▶ _What to do_: Please pull out every line that includes the string "costretto".

▶ _Listed records_:
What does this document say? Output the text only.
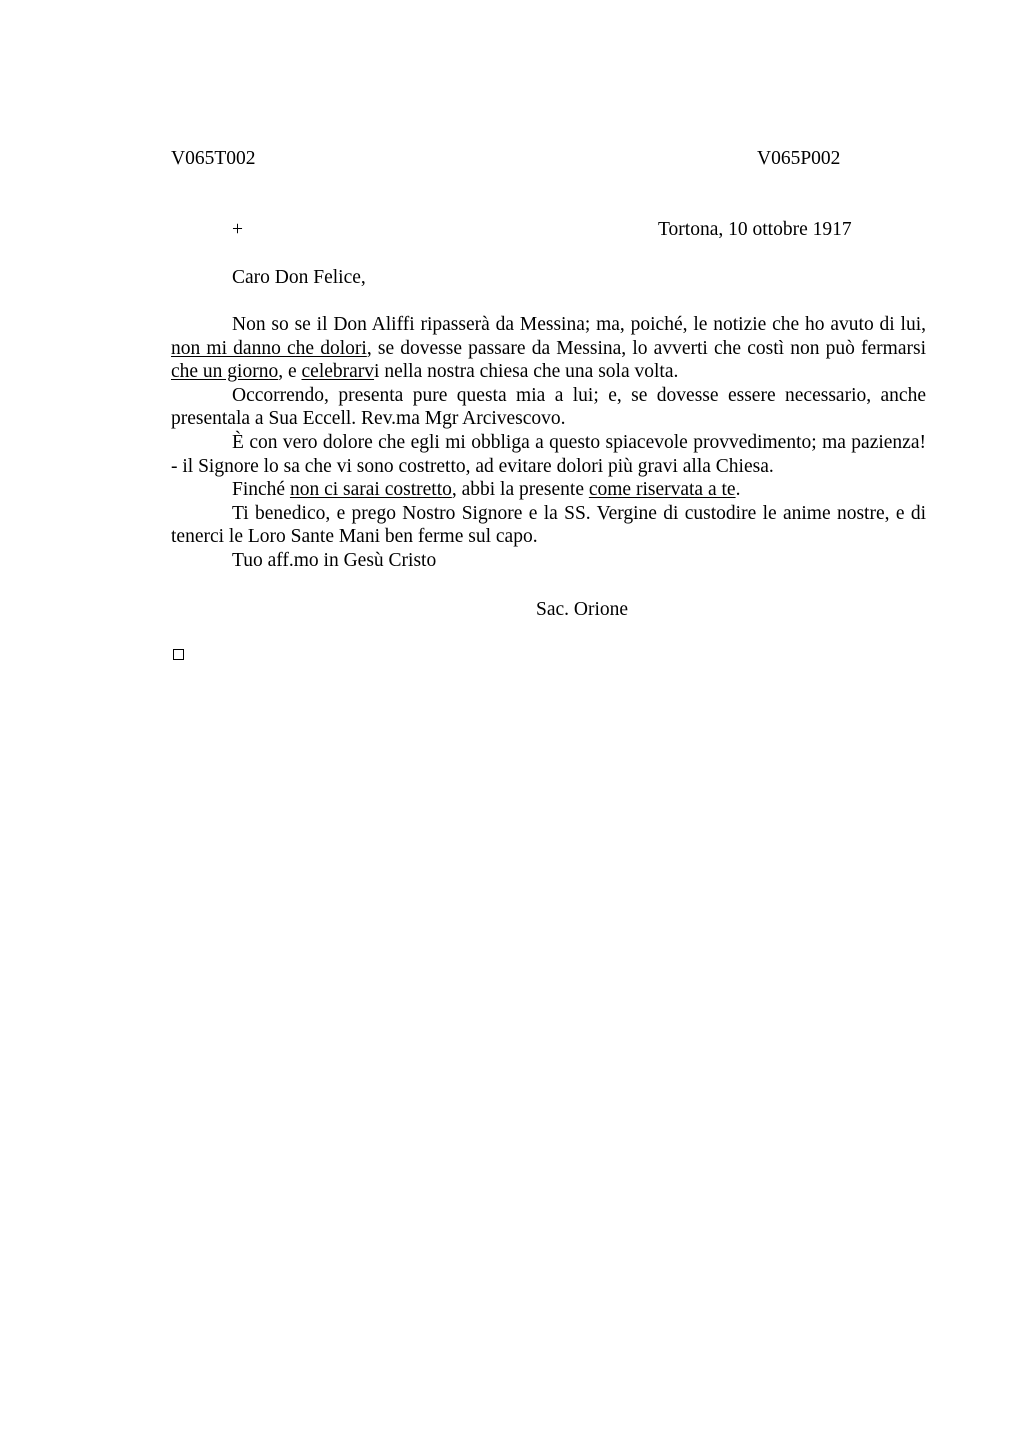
V065T002	V065P002
+	Tortona, 10 ottobre 1917
Caro Don Felice,

Non so se il Don Aliffi ripasserà da Messina; ma, poiché, le notizie che ho avuto di lui, non mi danno che dolori, se dovesse passare da Messina, lo avverti che costì non può fermarsi che un giorno, e celebrarvi nella nostra chiesa che una sola volta.

Occorrendo, presenta pure questa mia a lui; e, se dovesse essere necessario, anche presentala a Sua Eccell. Rev.ma Mgr Arcivescovo.

È con vero dolore che egli mi obbliga a questo spiacevole provvedimento; ma pazienza! - il Signore lo sa che vi sono costretto, ad evitare dolori più gravi alla Chiesa.

Finché non ci sarai costretto, abbi la presente come riservata a te.

Ti benedico, e prego Nostro Signore e la SS. Vergine di custodire le anime nostre, e di tenerci le Loro Sante Mani ben ferme sul capo.

Tuo aff.mo in Gesù Cristo

Sac. Orione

▶ _Solution to the problem_:
È con vero dolore che egli mi obbliga a questo spiacevole provvedimento; ma pazienza! - il Signore lo sa che vi sono costretto, ad evitare dolori più gravi alla Chiesa.
Finché non ci sarai costretto, abbi la presente come riservata a te.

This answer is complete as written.